Write out the listing beneath this instruction in its entirety, exactly as it reads.

— start Data for this task —

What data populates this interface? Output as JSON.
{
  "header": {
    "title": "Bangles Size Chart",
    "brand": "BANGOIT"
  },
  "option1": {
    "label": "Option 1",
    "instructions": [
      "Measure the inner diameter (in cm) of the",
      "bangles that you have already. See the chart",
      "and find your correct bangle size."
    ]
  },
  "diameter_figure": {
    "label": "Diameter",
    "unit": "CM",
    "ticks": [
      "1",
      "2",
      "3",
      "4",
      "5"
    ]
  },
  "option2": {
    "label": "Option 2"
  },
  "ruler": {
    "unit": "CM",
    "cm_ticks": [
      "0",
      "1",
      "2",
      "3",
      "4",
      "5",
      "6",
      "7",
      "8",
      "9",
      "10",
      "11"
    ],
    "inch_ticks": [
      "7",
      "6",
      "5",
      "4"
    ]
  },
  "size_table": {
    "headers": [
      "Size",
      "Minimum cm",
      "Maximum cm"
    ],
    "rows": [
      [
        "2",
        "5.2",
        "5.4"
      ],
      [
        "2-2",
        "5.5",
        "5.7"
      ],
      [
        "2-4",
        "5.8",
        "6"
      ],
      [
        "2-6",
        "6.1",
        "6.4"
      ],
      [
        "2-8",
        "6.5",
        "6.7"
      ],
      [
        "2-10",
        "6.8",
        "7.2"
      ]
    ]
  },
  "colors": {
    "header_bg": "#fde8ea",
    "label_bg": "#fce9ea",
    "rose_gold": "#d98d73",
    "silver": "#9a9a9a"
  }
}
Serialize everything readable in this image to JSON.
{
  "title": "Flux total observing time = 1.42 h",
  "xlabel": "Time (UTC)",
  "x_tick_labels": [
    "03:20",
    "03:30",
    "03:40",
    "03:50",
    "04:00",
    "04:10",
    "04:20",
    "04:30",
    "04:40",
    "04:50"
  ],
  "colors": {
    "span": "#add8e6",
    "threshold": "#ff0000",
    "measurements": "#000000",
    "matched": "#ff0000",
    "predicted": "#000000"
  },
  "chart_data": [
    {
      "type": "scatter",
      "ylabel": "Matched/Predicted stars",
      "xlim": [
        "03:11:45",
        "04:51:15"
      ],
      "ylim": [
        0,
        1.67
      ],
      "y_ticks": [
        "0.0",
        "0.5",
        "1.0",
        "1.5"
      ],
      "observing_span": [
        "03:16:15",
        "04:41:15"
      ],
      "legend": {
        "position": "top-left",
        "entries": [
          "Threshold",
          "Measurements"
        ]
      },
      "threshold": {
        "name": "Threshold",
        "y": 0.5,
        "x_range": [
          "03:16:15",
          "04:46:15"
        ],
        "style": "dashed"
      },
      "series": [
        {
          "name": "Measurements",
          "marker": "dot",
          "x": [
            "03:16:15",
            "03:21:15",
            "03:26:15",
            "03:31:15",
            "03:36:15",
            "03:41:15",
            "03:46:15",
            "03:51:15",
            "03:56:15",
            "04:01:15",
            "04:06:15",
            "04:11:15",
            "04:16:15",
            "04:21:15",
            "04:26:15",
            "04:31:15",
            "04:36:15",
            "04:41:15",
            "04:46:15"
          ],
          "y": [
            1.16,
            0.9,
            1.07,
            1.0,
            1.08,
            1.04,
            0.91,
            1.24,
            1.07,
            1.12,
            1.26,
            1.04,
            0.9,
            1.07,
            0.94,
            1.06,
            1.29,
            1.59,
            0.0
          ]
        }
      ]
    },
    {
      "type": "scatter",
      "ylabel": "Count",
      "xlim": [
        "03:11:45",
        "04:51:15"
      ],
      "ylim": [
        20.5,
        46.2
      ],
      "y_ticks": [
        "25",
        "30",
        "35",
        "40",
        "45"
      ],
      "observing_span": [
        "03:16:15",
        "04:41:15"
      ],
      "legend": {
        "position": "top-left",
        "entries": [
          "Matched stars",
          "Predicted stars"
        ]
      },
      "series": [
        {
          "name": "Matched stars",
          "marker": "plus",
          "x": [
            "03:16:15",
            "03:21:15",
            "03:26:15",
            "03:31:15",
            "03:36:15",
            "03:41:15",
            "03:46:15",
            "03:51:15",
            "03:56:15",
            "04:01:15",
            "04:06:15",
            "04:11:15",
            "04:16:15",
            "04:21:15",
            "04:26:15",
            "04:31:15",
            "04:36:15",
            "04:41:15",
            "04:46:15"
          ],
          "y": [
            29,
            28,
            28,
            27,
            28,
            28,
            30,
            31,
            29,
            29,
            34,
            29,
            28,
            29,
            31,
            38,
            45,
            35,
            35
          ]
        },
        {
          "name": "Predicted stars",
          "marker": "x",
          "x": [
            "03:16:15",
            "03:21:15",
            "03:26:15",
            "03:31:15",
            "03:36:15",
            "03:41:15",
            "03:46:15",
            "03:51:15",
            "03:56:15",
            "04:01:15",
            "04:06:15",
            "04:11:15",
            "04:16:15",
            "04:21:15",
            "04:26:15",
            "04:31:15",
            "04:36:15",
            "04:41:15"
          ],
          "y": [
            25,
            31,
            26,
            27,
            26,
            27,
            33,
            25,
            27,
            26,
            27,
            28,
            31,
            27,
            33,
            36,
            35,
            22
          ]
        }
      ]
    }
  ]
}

— end Data for this task —

## Task response
What data populates this interface? Output as JSON.
{
  "header": {
    "title": "Bangles Size Chart",
    "brand": "BANGOIT"
  },
  "option1": {
    "label": "Option 1",
    "instructions": [
      "Measure the inner diameter (in cm) of the",
      "bangles that you have already. See the chart",
      "and find your correct bangle size."
    ]
  },
  "diameter_figure": {
    "label": "Diameter",
    "unit": "CM",
    "ticks": [
      "1",
      "2",
      "3",
      "4",
      "5"
    ]
  },
  "option2": {
    "label": "Option 2"
  },
  "ruler": {
    "unit": "CM",
    "cm_ticks": [
      "0",
      "1",
      "2",
      "3",
      "4",
      "5",
      "6",
      "7",
      "8",
      "9",
      "10",
      "11"
    ],
    "inch_ticks": [
      "7",
      "6",
      "5",
      "4"
    ]
  },
  "size_table": {
    "headers": [
      "Size",
      "Minimum cm",
      "Maximum cm"
    ],
    "rows": [
      [
        "2",
        "5.2",
        "5.4"
      ],
      [
        "2-2",
        "5.5",
        "5.7"
      ],
      [
        "2-4",
        "5.8",
        "6"
      ],
      [
        "2-6",
        "6.1",
        "6.4"
      ],
      [
        "2-8",
        "6.5",
        "6.7"
      ],
      [
        "2-10",
        "6.8",
        "7.2"
      ]
    ]
  },
  "colors": {
    "header_bg": "#fde8ea",
    "label_bg": "#fce9ea",
    "rose_gold": "#d98d73",
    "silver": "#9a9a9a"
  }
}
Serialize everything readable in this image to JSON.
{
  "title": "Flux total observing time = 1.42 h",
  "xlabel": "Time (UTC)",
  "x_tick_labels": [
    "03:20",
    "03:30",
    "03:40",
    "03:50",
    "04:00",
    "04:10",
    "04:20",
    "04:30",
    "04:40",
    "04:50"
  ],
  "colors": {
    "span": "#add8e6",
    "threshold": "#ff0000",
    "measurements": "#000000",
    "matched": "#ff0000",
    "predicted": "#000000"
  },
  "chart_data": [
    {
      "type": "scatter",
      "ylabel": "Matched/Predicted stars",
      "xlim": [
        "03:11:45",
        "04:51:15"
      ],
      "ylim": [
        0,
        1.67
      ],
      "y_ticks": [
        "0.0",
        "0.5",
        "1.0",
        "1.5"
      ],
      "observing_span": [
        "03:16:15",
        "04:41:15"
      ],
      "legend": {
        "position": "top-left",
        "entries": [
          "Threshold",
          "Measurements"
        ]
      },
      "threshold": {
        "name": "Threshold",
        "y": 0.5,
        "x_range": [
          "03:16:15",
          "04:46:15"
        ],
        "style": "dashed"
      },
      "series": [
        {
          "name": "Measurements",
          "marker": "dot",
          "x": [
            "03:16:15",
            "03:21:15",
            "03:26:15",
            "03:31:15",
            "03:36:15",
            "03:41:15",
            "03:46:15",
            "03:51:15",
            "03:56:15",
            "04:01:15",
            "04:06:15",
            "04:11:15",
            "04:16:15",
            "04:21:15",
            "04:26:15",
            "04:31:15",
            "04:36:15",
            "04:41:15",
            "04:46:15"
          ],
          "y": [
            1.16,
            0.9,
            1.07,
            1.0,
            1.08,
            1.04,
            0.91,
            1.24,
            1.07,
            1.12,
            1.26,
            1.04,
            0.9,
            1.07,
            0.94,
            1.06,
            1.29,
            1.59,
            0.0
          ]
        }
      ]
    },
    {
      "type": "scatter",
      "ylabel": "Count",
      "xlim": [
        "03:11:45",
        "04:51:15"
      ],
      "ylim": [
        20.5,
        46.2
      ],
      "y_ticks": [
        "25",
        "30",
        "35",
        "40",
        "45"
      ],
      "observing_span": [
        "03:16:15",
        "04:41:15"
      ],
      "legend": {
        "position": "top-left",
        "entries": [
          "Matched stars",
          "Predicted stars"
        ]
      },
      "series": [
        {
          "name": "Matched stars",
          "marker": "plus",
          "x": [
            "03:16:15",
            "03:21:15",
            "03:26:15",
            "03:31:15",
            "03:36:15",
            "03:41:15",
            "03:46:15",
            "03:51:15",
            "03:56:15",
            "04:01:15",
            "04:06:15",
            "04:11:15",
            "04:16:15",
            "04:21:15",
            "04:26:15",
            "04:31:15",
            "04:36:15",
            "04:41:15",
            "04:46:15"
          ],
          "y": [
            29,
            28,
            28,
            27,
            28,
            28,
            30,
            31,
            29,
            29,
            34,
            29,
            28,
            29,
            31,
            38,
            45,
            35,
            35
          ]
        },
        {
          "name": "Predicted stars",
          "marker": "x",
          "x": [
            "03:16:15",
            "03:21:15",
            "03:26:15",
            "03:31:15",
            "03:36:15",
            "03:41:15",
            "03:46:15",
            "03:51:15",
            "03:56:15",
            "04:01:15",
            "04:06:15",
            "04:11:15",
            "04:16:15",
            "04:21:15",
            "04:26:15",
            "04:31:15",
            "04:36:15",
            "04:41:15"
          ],
          "y": [
            25,
            31,
            26,
            27,
            26,
            27,
            33,
            25,
            27,
            26,
            27,
            28,
            31,
            27,
            33,
            36,
            35,
            22
          ]
        }
      ]
    }
  ]
}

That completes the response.